## Problem statement
Echo the lines between the ones containing "Detect and localize" and "15, 55, 28]", inclusive, reproducing each one unchanged.

## Record list
* * *
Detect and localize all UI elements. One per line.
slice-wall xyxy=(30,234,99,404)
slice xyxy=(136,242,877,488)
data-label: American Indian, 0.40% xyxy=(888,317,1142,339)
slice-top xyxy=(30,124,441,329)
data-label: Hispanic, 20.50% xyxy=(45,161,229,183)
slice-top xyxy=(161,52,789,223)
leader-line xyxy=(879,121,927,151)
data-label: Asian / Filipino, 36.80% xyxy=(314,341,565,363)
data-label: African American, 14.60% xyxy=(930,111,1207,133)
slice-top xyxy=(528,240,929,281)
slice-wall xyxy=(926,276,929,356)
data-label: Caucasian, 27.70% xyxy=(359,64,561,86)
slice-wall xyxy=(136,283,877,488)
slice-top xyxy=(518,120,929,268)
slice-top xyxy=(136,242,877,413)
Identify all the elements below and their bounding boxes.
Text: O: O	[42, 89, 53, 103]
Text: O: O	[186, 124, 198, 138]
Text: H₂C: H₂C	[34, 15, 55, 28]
* * *
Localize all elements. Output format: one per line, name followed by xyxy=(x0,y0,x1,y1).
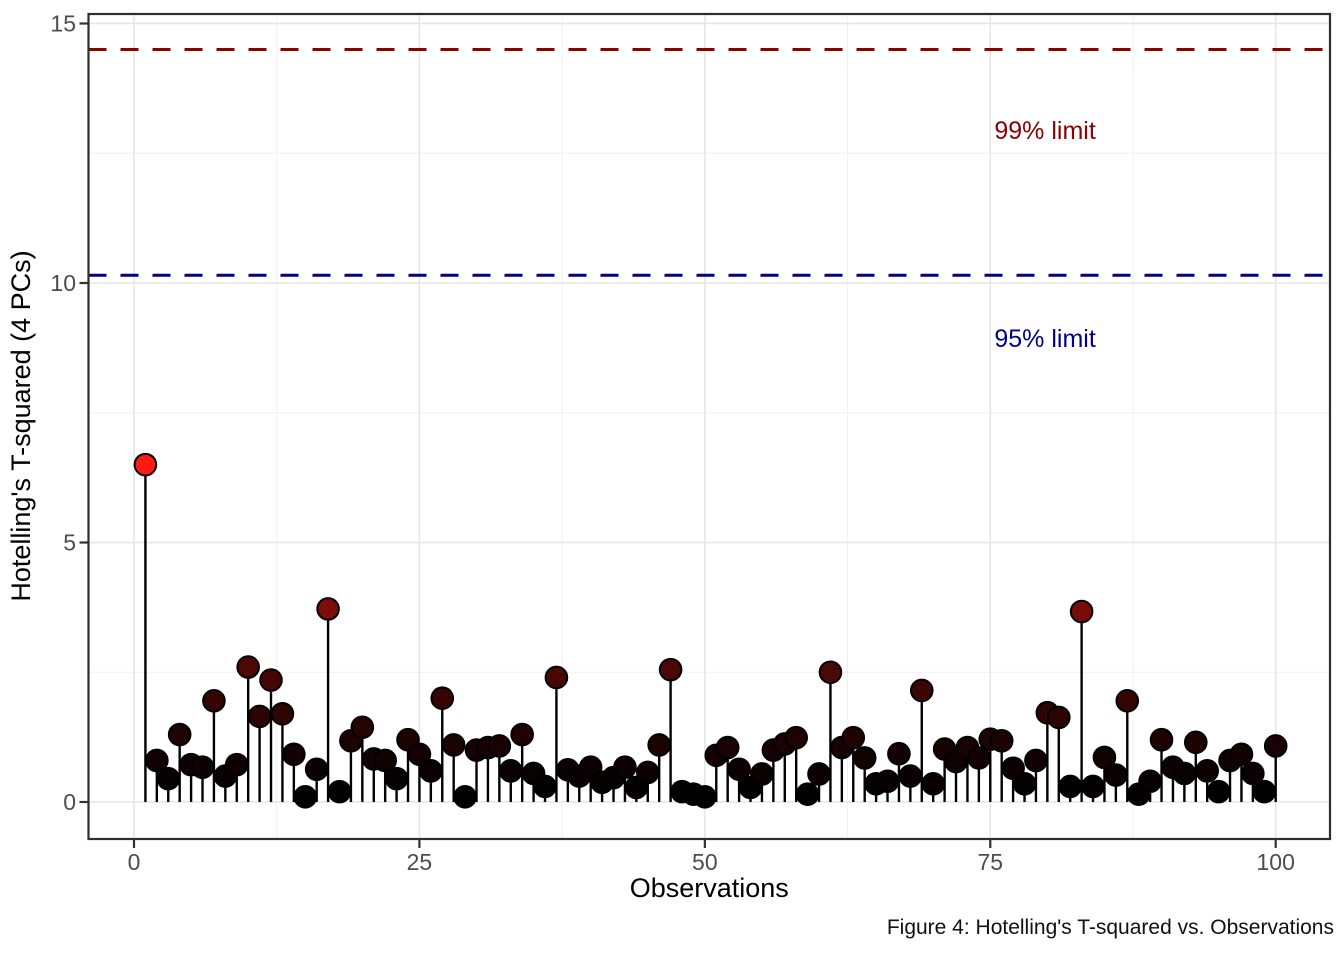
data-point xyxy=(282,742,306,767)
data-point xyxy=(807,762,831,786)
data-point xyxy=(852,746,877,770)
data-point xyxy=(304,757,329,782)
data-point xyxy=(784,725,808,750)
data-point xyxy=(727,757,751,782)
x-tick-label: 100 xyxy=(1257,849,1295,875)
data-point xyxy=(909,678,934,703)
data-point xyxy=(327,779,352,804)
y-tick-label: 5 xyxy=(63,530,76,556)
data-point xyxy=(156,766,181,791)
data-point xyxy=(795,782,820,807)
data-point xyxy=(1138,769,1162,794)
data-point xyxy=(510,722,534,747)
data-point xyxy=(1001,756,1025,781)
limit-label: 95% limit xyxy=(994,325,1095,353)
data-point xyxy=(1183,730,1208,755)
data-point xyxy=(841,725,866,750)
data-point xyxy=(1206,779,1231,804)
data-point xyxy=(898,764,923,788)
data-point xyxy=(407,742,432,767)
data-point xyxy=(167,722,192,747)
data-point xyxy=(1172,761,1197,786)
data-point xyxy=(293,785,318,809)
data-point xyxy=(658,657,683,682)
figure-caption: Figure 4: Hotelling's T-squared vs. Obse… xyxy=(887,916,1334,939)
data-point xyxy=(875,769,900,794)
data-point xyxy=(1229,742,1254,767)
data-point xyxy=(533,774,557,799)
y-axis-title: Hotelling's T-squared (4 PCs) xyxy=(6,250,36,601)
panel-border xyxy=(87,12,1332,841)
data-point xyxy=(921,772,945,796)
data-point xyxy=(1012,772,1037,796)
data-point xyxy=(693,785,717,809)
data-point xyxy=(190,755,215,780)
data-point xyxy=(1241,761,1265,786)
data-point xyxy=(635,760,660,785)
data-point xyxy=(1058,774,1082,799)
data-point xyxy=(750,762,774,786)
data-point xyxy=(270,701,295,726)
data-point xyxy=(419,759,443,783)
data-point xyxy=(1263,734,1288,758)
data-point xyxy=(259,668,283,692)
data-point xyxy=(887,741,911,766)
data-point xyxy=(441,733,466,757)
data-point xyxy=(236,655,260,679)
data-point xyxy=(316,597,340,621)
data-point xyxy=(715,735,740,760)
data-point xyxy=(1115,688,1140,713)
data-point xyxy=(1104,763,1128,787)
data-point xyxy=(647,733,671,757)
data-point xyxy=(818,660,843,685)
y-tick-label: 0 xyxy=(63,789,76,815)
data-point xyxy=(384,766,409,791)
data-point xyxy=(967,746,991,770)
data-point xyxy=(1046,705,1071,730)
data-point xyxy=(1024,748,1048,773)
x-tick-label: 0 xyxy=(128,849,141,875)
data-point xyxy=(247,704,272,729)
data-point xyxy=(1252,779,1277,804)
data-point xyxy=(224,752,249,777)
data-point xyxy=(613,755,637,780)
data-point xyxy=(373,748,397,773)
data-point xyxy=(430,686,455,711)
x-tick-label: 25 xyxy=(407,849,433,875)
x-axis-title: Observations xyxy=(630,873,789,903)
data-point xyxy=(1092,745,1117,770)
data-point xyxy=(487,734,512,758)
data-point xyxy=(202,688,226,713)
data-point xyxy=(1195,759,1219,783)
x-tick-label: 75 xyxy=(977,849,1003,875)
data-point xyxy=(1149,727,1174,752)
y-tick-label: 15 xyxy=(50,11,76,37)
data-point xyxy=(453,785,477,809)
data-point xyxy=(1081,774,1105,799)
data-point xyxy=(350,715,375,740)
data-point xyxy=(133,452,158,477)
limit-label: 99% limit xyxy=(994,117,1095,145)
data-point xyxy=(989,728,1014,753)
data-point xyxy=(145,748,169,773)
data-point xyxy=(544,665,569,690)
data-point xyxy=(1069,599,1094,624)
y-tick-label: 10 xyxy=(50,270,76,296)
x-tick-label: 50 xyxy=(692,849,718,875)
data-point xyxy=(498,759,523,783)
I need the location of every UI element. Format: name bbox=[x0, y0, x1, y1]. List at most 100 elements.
* * *
## Solution
Detect and localize all UI elements. One per line.
slice-wall xyxy=(30,234,99,404)
slice xyxy=(136,242,877,488)
data-label: American Indian, 0.40% xyxy=(888,317,1142,339)
slice-top xyxy=(30,124,441,329)
data-label: Hispanic, 20.50% xyxy=(45,161,229,183)
slice-top xyxy=(161,52,789,223)
leader-line xyxy=(879,121,927,151)
data-label: Asian / Filipino, 36.80% xyxy=(314,341,565,363)
data-label: African American, 14.60% xyxy=(930,111,1207,133)
slice-top xyxy=(528,240,929,281)
slice-wall xyxy=(926,276,929,356)
data-label: Caucasian, 27.70% xyxy=(359,64,561,86)
slice-wall xyxy=(136,283,877,488)
slice-top xyxy=(518,120,929,268)
slice-top xyxy=(136,242,877,413)
Identify all the elements below and their bounding boxes.
Text: O: O	[42, 89, 53, 103]
Text: O: O	[186, 124, 198, 138]
Text: H₂C: H₂C	[34, 15, 55, 28]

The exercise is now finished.